> WHAT IS EXPECTED: Images are not part of the copy; write out the rest of the data exactly as given.

> SUPPLIED RECORDS:
┏━━
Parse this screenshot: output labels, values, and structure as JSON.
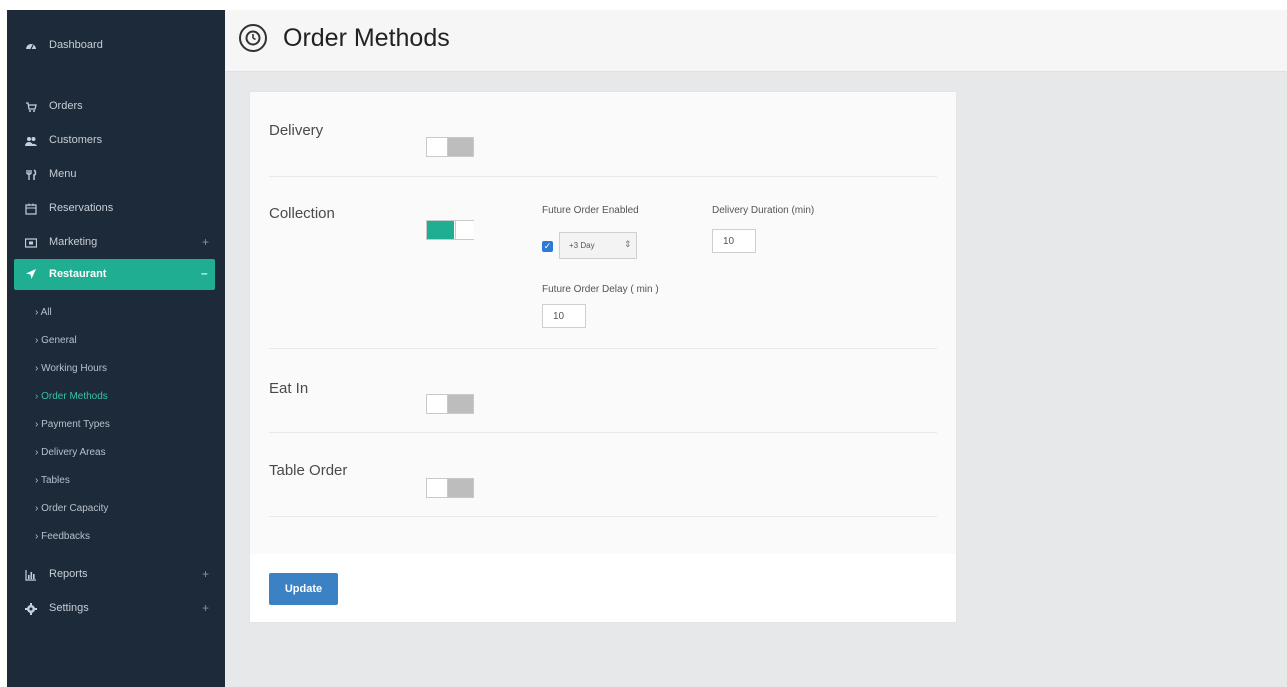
{
  "header": {
    "title": "Order Methods",
    "icon": "clock-icon"
  },
  "sidebar": {
    "dashboard": {
      "label": "Dashboard",
      "icon": "dashboard-icon"
    },
    "items": [
      {
        "label": "Orders",
        "icon": "cart-icon"
      },
      {
        "label": "Customers",
        "icon": "users-icon"
      },
      {
        "label": "Menu",
        "icon": "cutlery-icon"
      },
      {
        "label": "Reservations",
        "icon": "calendar-icon"
      },
      {
        "label": "Marketing",
        "icon": "megaphone-icon",
        "expand": "+"
      }
    ],
    "active": {
      "label": "Restaurant",
      "icon": "location-arrow-icon",
      "collapse": "–"
    },
    "subitems": [
      {
        "label": "All"
      },
      {
        "label": "General"
      },
      {
        "label": "Working Hours"
      },
      {
        "label": "Order Methods"
      },
      {
        "label": "Payment Types"
      },
      {
        "label": "Delivery Areas"
      },
      {
        "label": "Tables"
      },
      {
        "label": "Order Capacity"
      },
      {
        "label": "Feedbacks"
      }
    ],
    "bottom": [
      {
        "label": "Reports",
        "icon": "bar-chart-icon",
        "expand": "+"
      },
      {
        "label": "Settings",
        "icon": "gear-icon",
        "expand": "+"
      }
    ]
  },
  "methods": {
    "delivery": {
      "label": "Delivery",
      "enabled": false
    },
    "collection": {
      "label": "Collection",
      "enabled": true,
      "future_order_label": "Future Order Enabled",
      "future_order_checked": true,
      "future_order_select": "+3 Day",
      "delivery_duration_label": "Delivery Duration (min)",
      "delivery_duration_value": "10",
      "future_delay_label": "Future Order Delay ( min )",
      "future_delay_value": "10"
    },
    "eat_in": {
      "label": "Eat In",
      "enabled": false
    },
    "table_order": {
      "label": "Table Order",
      "enabled": false
    }
  },
  "actions": {
    "update_label": "Update"
  },
  "colors": {
    "sidebar": "#1c2a3a",
    "accent": "#1fae91",
    "primary_button": "#3b82c4"
  }
}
┗━━
> FINISHED ANSWER:
Parse this screenshot: output labels, values, and structure as JSON.
{
  "header": {
    "title": "Order Methods",
    "icon": "clock-icon"
  },
  "sidebar": {
    "dashboard": {
      "label": "Dashboard",
      "icon": "dashboard-icon"
    },
    "items": [
      {
        "label": "Orders",
        "icon": "cart-icon"
      },
      {
        "label": "Customers",
        "icon": "users-icon"
      },
      {
        "label": "Menu",
        "icon": "cutlery-icon"
      },
      {
        "label": "Reservations",
        "icon": "calendar-icon"
      },
      {
        "label": "Marketing",
        "icon": "megaphone-icon",
        "expand": "+"
      }
    ],
    "active": {
      "label": "Restaurant",
      "icon": "location-arrow-icon",
      "collapse": "–"
    },
    "subitems": [
      {
        "label": "All"
      },
      {
        "label": "General"
      },
      {
        "label": "Working Hours"
      },
      {
        "label": "Order Methods"
      },
      {
        "label": "Payment Types"
      },
      {
        "label": "Delivery Areas"
      },
      {
        "label": "Tables"
      },
      {
        "label": "Order Capacity"
      },
      {
        "label": "Feedbacks"
      }
    ],
    "bottom": [
      {
        "label": "Reports",
        "icon": "bar-chart-icon",
        "expand": "+"
      },
      {
        "label": "Settings",
        "icon": "gear-icon",
        "expand": "+"
      }
    ]
  },
  "methods": {
    "delivery": {
      "label": "Delivery",
      "enabled": false
    },
    "collection": {
      "label": "Collection",
      "enabled": true,
      "future_order_label": "Future Order Enabled",
      "future_order_checked": true,
      "future_order_select": "+3 Day",
      "delivery_duration_label": "Delivery Duration (min)",
      "delivery_duration_value": "10",
      "future_delay_label": "Future Order Delay ( min )",
      "future_delay_value": "10"
    },
    "eat_in": {
      "label": "Eat In",
      "enabled": false
    },
    "table_order": {
      "label": "Table Order",
      "enabled": false
    }
  },
  "actions": {
    "update_label": "Update"
  },
  "colors": {
    "sidebar": "#1c2a3a",
    "accent": "#1fae91",
    "primary_button": "#3b82c4"
  }
}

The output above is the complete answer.